Exercise
Filter these entries so that only lines with the word "mogą" remain.
:: Task data ::
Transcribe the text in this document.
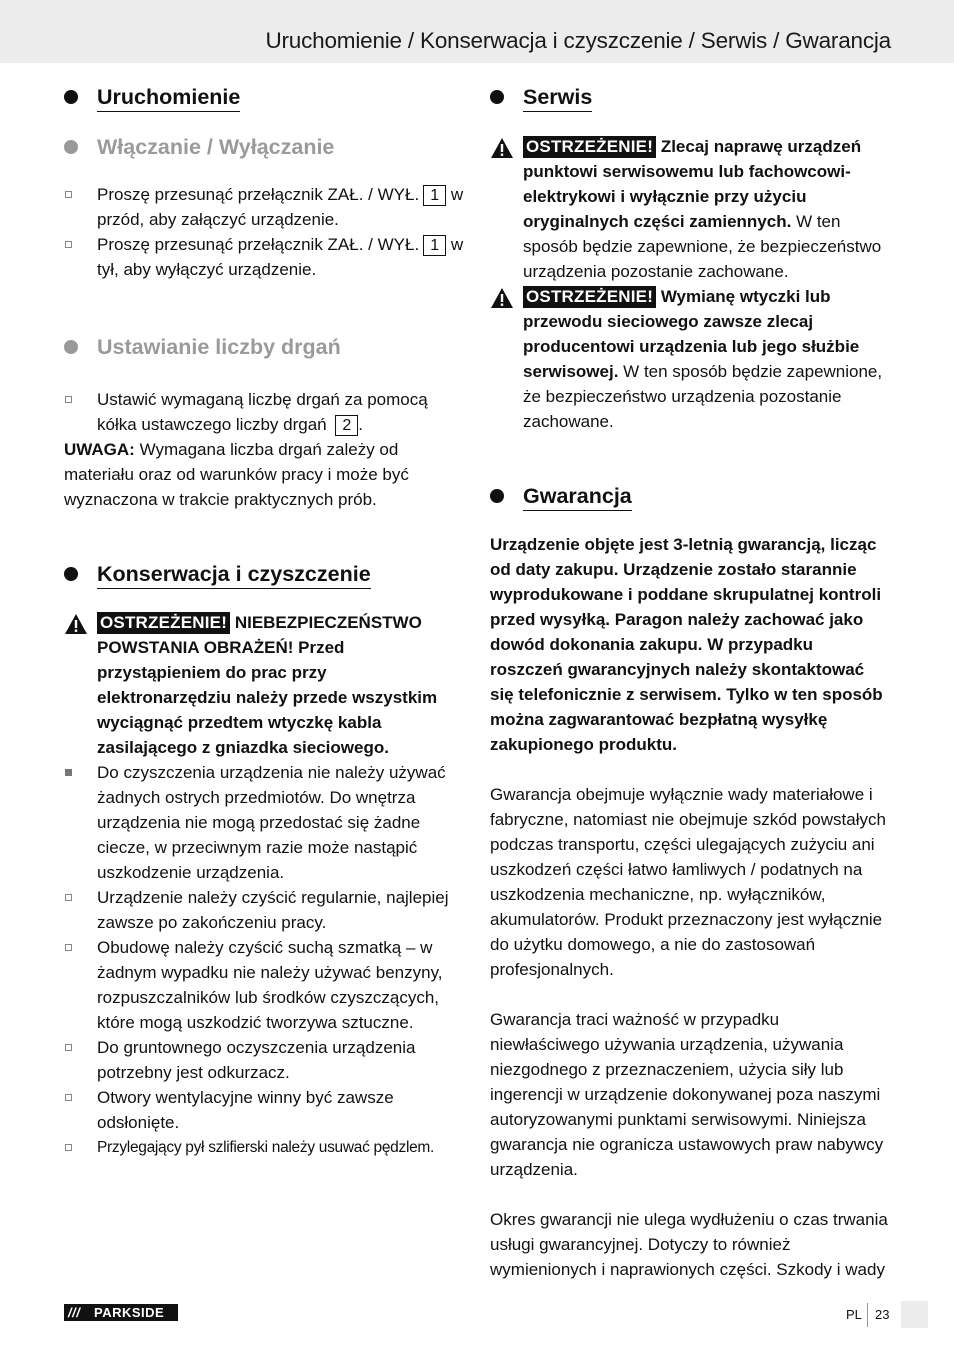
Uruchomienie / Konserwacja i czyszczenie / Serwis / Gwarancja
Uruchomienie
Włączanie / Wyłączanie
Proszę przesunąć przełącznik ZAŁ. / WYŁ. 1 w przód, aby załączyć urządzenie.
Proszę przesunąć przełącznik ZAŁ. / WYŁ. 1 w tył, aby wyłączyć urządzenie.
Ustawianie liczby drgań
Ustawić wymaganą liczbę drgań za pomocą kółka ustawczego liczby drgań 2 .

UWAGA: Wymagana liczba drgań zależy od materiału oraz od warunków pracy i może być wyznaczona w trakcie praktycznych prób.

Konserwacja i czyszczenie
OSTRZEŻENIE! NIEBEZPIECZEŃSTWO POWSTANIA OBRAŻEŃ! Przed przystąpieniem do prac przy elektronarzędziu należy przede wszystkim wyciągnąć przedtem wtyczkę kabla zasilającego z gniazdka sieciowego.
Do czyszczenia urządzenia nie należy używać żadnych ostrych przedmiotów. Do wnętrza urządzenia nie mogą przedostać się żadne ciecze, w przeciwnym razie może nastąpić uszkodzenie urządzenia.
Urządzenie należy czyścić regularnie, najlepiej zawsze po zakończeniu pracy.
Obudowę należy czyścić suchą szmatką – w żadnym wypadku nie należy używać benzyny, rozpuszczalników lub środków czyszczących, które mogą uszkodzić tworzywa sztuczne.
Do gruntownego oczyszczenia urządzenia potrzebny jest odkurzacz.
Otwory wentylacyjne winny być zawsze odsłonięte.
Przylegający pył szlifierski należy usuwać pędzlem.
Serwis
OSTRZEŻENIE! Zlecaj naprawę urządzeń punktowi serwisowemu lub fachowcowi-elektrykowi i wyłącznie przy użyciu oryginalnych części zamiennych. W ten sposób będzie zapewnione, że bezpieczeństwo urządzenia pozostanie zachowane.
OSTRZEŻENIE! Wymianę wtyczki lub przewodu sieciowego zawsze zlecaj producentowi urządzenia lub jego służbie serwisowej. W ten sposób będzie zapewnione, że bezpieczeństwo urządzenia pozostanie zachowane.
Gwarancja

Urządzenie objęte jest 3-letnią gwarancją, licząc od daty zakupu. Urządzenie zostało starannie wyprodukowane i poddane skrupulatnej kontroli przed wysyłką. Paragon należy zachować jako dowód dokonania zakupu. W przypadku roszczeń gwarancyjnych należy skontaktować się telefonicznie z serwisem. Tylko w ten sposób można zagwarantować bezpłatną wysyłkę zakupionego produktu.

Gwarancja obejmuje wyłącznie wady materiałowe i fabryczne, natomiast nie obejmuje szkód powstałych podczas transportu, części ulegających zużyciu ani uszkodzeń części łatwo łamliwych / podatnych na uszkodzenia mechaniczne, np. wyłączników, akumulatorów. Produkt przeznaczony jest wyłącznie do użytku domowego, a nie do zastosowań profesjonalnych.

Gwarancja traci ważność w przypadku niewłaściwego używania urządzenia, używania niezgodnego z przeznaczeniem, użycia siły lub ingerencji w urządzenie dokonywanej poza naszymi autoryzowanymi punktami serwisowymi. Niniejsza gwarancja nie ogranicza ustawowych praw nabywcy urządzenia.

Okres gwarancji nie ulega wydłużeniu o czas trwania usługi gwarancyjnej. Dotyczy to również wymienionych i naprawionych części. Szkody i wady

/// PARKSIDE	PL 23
:::
:: Task data ::
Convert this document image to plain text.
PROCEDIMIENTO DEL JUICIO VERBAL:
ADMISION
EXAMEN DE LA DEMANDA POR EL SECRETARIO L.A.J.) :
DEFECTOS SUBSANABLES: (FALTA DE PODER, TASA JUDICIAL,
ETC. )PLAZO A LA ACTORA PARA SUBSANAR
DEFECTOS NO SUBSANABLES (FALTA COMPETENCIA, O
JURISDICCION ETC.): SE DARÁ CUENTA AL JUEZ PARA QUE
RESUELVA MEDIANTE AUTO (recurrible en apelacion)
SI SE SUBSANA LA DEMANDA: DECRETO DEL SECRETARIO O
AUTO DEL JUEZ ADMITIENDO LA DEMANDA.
:::
Solution to this exercise
Do czyszczenia urządzenia nie należy używać żadnych ostrych przedmiotów. Do wnętrza urządzenia nie mogą przedostać się żadne ciecze, w przeciwnym razie może nastąpić uszkodzenie urządzenia.
Obudowę należy czyścić suchą szmatką – w żadnym wypadku nie należy używać benzyny, rozpuszczalników lub środków czyszczących, które mogą uszkodzić tworzywa sztuczne.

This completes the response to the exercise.